* **The task**
Each line of the material must be returned exactly.

(Items from a data source)

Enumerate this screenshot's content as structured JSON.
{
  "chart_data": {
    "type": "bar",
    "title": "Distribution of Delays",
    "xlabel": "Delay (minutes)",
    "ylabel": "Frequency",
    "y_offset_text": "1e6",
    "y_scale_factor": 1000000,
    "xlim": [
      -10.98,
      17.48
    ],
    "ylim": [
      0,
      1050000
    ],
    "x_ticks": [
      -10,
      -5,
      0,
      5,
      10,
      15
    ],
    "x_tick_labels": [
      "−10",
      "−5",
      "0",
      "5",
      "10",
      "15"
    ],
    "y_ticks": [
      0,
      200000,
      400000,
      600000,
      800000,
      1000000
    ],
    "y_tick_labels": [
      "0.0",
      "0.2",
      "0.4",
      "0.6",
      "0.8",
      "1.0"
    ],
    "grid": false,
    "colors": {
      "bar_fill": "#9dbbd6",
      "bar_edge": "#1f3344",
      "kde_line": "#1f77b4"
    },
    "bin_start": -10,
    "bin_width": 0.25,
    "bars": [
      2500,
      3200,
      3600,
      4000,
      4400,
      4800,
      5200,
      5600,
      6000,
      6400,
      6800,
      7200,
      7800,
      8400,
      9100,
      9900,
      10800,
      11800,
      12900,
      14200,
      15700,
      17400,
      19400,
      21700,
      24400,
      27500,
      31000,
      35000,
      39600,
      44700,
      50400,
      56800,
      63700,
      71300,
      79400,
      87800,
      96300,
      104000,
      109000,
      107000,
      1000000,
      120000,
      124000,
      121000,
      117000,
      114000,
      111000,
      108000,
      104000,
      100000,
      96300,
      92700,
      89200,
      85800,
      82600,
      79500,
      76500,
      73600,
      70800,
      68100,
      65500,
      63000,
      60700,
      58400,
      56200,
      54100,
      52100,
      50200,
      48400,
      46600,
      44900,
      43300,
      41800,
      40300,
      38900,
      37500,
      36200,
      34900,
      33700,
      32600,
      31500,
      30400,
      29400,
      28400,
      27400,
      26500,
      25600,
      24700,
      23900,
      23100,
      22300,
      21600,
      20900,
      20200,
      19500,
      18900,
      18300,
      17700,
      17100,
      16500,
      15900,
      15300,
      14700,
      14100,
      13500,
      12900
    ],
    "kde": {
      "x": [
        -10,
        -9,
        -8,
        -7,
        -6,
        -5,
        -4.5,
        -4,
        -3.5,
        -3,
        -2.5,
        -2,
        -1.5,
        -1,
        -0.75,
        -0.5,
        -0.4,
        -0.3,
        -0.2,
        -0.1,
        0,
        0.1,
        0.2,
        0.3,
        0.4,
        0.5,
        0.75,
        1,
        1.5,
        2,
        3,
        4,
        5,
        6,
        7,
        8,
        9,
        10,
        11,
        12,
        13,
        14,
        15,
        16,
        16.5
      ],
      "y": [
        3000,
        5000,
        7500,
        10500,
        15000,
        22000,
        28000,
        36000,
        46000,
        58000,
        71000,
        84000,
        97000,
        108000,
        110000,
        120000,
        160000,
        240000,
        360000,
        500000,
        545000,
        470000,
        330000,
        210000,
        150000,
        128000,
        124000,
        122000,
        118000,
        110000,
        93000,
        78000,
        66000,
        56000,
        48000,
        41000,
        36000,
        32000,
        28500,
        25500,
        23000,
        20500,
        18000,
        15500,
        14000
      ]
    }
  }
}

* **Complete answer**
Enumerate this screenshot's content as structured JSON.
{
  "chart_data": {
    "type": "bar",
    "title": "Distribution of Delays",
    "xlabel": "Delay (minutes)",
    "ylabel": "Frequency",
    "y_offset_text": "1e6",
    "y_scale_factor": 1000000,
    "xlim": [
      -10.98,
      17.48
    ],
    "ylim": [
      0,
      1050000
    ],
    "x_ticks": [
      -10,
      -5,
      0,
      5,
      10,
      15
    ],
    "x_tick_labels": [
      "−10",
      "−5",
      "0",
      "5",
      "10",
      "15"
    ],
    "y_ticks": [
      0,
      200000,
      400000,
      600000,
      800000,
      1000000
    ],
    "y_tick_labels": [
      "0.0",
      "0.2",
      "0.4",
      "0.6",
      "0.8",
      "1.0"
    ],
    "grid": false,
    "colors": {
      "bar_fill": "#9dbbd6",
      "bar_edge": "#1f3344",
      "kde_line": "#1f77b4"
    },
    "bin_start": -10,
    "bin_width": 0.25,
    "bars": [
      2500,
      3200,
      3600,
      4000,
      4400,
      4800,
      5200,
      5600,
      6000,
      6400,
      6800,
      7200,
      7800,
      8400,
      9100,
      9900,
      10800,
      11800,
      12900,
      14200,
      15700,
      17400,
      19400,
      21700,
      24400,
      27500,
      31000,
      35000,
      39600,
      44700,
      50400,
      56800,
      63700,
      71300,
      79400,
      87800,
      96300,
      104000,
      109000,
      107000,
      1000000,
      120000,
      124000,
      121000,
      117000,
      114000,
      111000,
      108000,
      104000,
      100000,
      96300,
      92700,
      89200,
      85800,
      82600,
      79500,
      76500,
      73600,
      70800,
      68100,
      65500,
      63000,
      60700,
      58400,
      56200,
      54100,
      52100,
      50200,
      48400,
      46600,
      44900,
      43300,
      41800,
      40300,
      38900,
      37500,
      36200,
      34900,
      33700,
      32600,
      31500,
      30400,
      29400,
      28400,
      27400,
      26500,
      25600,
      24700,
      23900,
      23100,
      22300,
      21600,
      20900,
      20200,
      19500,
      18900,
      18300,
      17700,
      17100,
      16500,
      15900,
      15300,
      14700,
      14100,
      13500,
      12900
    ],
    "kde": {
      "x": [
        -10,
        -9,
        -8,
        -7,
        -6,
        -5,
        -4.5,
        -4,
        -3.5,
        -3,
        -2.5,
        -2,
        -1.5,
        -1,
        -0.75,
        -0.5,
        -0.4,
        -0.3,
        -0.2,
        -0.1,
        0,
        0.1,
        0.2,
        0.3,
        0.4,
        0.5,
        0.75,
        1,
        1.5,
        2,
        3,
        4,
        5,
        6,
        7,
        8,
        9,
        10,
        11,
        12,
        13,
        14,
        15,
        16,
        16.5
      ],
      "y": [
        3000,
        5000,
        7500,
        10500,
        15000,
        22000,
        28000,
        36000,
        46000,
        58000,
        71000,
        84000,
        97000,
        108000,
        110000,
        120000,
        160000,
        240000,
        360000,
        500000,
        545000,
        470000,
        330000,
        210000,
        150000,
        128000,
        124000,
        122000,
        118000,
        110000,
        93000,
        78000,
        66000,
        56000,
        48000,
        41000,
        36000,
        32000,
        28500,
        25500,
        23000,
        20500,
        18000,
        15500,
        14000
      ]
    }
  }
}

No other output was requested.